▶ **Task to complete**:
Locate each line below that includes "CAMBIARIO" and reproduce it.

▶ **Raw records**:
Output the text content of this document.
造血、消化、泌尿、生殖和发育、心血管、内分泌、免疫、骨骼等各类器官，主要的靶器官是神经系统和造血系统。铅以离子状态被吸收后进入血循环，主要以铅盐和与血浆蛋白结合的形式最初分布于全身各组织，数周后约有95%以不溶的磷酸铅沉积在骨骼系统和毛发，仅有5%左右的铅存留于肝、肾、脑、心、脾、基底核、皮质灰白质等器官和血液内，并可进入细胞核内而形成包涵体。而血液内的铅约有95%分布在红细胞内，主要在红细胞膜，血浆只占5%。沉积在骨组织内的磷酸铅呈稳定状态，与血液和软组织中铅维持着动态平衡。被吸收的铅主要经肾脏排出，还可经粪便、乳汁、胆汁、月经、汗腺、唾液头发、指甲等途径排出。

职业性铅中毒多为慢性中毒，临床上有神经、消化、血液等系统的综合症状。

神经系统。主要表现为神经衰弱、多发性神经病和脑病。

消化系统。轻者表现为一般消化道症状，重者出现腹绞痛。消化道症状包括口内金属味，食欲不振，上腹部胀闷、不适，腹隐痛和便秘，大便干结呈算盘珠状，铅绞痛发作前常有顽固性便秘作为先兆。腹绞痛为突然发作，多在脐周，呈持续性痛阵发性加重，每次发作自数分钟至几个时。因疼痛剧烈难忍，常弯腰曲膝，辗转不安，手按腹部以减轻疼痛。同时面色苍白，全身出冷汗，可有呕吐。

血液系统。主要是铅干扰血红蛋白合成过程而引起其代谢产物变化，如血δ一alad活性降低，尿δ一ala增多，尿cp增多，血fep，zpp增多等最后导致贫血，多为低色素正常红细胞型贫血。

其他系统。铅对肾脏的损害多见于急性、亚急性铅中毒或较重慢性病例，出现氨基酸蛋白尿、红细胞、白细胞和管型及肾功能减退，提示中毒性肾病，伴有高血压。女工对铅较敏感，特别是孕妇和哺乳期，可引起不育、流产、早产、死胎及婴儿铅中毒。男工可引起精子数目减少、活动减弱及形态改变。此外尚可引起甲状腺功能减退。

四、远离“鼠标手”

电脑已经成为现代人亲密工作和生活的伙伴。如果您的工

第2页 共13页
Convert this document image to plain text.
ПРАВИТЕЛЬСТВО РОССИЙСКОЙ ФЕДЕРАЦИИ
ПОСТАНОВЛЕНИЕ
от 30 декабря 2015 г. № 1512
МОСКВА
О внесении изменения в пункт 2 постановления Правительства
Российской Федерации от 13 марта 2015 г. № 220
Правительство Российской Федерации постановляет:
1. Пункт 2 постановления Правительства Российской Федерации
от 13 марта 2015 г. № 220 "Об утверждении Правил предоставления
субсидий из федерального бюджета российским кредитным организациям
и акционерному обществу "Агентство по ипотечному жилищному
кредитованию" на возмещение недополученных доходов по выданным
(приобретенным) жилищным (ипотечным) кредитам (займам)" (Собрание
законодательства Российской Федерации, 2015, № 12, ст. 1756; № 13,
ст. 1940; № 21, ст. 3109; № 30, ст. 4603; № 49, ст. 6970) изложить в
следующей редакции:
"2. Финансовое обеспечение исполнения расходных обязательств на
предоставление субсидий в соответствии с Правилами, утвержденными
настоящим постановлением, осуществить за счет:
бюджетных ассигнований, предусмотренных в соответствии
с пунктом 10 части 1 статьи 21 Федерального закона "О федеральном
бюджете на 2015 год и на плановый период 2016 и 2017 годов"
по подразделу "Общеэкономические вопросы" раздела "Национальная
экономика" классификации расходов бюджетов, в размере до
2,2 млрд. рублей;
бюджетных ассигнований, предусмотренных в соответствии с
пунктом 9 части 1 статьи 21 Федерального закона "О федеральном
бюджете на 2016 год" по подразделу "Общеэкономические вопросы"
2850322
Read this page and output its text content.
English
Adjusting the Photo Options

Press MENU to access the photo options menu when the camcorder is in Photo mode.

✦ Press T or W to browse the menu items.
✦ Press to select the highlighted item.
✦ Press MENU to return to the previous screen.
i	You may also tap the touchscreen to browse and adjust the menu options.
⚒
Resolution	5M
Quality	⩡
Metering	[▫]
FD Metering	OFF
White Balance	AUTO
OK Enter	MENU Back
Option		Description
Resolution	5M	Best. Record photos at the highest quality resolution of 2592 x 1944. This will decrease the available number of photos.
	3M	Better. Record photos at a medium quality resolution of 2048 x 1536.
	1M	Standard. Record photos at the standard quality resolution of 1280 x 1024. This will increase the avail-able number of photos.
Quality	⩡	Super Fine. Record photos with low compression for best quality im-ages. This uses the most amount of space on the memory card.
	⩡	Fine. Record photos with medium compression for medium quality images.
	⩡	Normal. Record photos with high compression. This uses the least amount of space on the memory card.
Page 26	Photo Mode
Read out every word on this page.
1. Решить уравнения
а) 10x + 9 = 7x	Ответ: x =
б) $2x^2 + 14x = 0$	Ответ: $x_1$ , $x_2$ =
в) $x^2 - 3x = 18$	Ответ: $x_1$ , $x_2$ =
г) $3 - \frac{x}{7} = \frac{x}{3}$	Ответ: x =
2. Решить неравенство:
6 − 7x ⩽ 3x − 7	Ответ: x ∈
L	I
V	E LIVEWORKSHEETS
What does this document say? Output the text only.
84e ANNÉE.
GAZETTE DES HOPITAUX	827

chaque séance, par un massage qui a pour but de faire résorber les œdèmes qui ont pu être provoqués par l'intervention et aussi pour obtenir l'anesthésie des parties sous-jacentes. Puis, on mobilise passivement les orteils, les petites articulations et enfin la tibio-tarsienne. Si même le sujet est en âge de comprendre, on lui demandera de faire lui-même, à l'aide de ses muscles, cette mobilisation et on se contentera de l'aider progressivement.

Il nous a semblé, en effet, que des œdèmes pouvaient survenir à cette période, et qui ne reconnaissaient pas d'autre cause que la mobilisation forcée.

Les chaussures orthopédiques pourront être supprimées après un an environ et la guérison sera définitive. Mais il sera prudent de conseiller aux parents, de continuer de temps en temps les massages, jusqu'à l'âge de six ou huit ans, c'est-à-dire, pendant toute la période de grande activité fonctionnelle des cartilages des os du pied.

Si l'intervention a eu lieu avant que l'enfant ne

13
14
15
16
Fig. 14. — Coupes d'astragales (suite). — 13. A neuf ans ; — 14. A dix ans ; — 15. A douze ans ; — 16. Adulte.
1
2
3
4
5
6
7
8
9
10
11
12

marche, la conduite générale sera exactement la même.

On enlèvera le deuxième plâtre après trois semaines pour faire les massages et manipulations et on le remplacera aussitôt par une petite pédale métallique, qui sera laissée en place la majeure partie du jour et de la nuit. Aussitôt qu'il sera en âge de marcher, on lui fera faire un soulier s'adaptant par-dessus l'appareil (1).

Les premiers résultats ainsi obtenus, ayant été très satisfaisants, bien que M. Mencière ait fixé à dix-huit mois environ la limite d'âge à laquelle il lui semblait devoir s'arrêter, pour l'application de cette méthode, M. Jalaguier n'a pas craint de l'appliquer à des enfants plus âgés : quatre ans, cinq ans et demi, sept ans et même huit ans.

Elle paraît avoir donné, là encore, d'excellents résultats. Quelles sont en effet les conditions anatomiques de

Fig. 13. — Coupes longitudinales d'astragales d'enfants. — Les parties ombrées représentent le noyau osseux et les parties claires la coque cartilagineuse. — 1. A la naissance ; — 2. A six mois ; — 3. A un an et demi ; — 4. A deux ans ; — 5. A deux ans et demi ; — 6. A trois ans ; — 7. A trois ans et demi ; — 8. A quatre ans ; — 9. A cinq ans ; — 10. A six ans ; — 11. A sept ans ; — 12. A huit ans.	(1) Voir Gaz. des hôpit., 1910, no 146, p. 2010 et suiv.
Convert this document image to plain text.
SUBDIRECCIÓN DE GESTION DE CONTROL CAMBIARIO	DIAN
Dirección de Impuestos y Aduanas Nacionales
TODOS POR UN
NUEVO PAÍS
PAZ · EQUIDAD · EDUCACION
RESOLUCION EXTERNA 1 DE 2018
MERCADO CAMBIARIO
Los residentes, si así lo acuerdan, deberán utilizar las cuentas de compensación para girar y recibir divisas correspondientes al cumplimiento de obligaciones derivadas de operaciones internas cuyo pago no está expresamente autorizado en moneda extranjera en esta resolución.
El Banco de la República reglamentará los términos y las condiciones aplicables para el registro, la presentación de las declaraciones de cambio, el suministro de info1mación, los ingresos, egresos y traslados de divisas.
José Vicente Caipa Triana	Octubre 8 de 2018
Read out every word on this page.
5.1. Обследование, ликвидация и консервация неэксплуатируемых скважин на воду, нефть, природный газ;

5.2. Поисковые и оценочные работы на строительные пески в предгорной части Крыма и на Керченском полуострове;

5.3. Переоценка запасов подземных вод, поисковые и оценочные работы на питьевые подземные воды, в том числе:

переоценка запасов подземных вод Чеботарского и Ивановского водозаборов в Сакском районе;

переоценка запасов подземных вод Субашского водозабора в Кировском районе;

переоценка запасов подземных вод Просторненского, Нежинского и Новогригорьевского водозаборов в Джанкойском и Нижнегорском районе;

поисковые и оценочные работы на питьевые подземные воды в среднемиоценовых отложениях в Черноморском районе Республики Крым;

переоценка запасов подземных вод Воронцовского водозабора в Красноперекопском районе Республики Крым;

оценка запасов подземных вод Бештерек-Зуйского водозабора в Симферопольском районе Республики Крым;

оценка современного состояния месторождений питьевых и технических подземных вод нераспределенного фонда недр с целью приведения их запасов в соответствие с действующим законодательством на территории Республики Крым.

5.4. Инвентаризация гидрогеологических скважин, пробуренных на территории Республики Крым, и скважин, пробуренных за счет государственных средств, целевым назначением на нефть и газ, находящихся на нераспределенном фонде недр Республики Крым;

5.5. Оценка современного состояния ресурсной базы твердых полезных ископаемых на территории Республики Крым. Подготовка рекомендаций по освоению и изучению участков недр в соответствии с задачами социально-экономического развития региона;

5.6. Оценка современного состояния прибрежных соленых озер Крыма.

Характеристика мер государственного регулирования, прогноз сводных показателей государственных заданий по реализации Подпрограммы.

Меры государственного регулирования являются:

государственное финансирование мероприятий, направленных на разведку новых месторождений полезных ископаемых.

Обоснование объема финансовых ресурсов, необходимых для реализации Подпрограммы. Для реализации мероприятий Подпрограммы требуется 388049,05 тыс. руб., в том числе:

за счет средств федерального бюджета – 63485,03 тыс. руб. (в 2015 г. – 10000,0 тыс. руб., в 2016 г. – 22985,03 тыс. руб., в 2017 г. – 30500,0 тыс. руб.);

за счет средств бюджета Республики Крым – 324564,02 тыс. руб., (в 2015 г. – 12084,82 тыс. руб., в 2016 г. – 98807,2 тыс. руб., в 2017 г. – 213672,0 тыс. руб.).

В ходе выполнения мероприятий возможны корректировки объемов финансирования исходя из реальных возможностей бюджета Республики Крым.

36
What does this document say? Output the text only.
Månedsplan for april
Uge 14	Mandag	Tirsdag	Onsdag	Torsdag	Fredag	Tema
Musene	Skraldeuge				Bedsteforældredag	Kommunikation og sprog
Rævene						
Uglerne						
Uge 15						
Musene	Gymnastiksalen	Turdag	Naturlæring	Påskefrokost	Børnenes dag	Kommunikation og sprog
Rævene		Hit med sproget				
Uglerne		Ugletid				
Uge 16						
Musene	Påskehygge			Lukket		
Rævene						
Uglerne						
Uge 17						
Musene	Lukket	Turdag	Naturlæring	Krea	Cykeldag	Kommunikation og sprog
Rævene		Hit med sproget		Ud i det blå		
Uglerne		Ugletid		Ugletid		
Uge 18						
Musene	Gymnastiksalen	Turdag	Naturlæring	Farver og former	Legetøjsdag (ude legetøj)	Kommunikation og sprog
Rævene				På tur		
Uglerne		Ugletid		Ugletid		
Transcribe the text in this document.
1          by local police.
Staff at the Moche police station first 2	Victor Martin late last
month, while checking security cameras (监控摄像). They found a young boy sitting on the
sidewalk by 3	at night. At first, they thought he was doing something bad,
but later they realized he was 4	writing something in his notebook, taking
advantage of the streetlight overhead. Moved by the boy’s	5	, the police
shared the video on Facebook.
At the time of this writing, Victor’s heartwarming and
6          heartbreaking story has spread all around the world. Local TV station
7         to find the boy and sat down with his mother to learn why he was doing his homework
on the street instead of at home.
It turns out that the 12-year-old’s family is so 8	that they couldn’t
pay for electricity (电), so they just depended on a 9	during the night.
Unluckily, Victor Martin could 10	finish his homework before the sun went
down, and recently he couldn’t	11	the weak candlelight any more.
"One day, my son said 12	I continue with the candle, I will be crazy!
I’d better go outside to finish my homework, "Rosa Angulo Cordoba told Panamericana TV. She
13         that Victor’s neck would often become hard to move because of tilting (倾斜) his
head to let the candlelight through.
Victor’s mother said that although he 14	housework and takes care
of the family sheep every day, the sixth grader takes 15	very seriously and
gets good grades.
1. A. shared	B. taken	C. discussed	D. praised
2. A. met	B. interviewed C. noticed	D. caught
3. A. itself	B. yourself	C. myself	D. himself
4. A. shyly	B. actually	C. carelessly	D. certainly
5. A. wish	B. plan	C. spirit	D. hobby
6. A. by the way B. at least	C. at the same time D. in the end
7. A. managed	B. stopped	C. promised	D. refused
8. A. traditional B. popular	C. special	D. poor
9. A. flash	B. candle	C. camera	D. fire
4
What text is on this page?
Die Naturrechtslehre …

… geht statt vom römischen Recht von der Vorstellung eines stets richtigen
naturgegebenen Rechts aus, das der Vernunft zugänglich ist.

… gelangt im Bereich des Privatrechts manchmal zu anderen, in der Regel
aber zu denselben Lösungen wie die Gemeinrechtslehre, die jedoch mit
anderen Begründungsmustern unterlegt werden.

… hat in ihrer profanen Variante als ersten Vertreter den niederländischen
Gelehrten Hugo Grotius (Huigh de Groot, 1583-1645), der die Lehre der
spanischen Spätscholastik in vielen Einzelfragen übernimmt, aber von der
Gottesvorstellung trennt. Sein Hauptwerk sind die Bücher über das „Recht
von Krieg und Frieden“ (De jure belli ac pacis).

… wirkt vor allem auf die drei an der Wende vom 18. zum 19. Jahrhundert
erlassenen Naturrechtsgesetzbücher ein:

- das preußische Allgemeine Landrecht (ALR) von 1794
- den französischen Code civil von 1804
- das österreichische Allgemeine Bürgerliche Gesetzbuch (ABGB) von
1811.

▶ **Response to the task**:
SUBDIRECCIÓN DE GESTION DE CONTROL CAMBIARIO	DIAN
MERCADO CAMBIARIO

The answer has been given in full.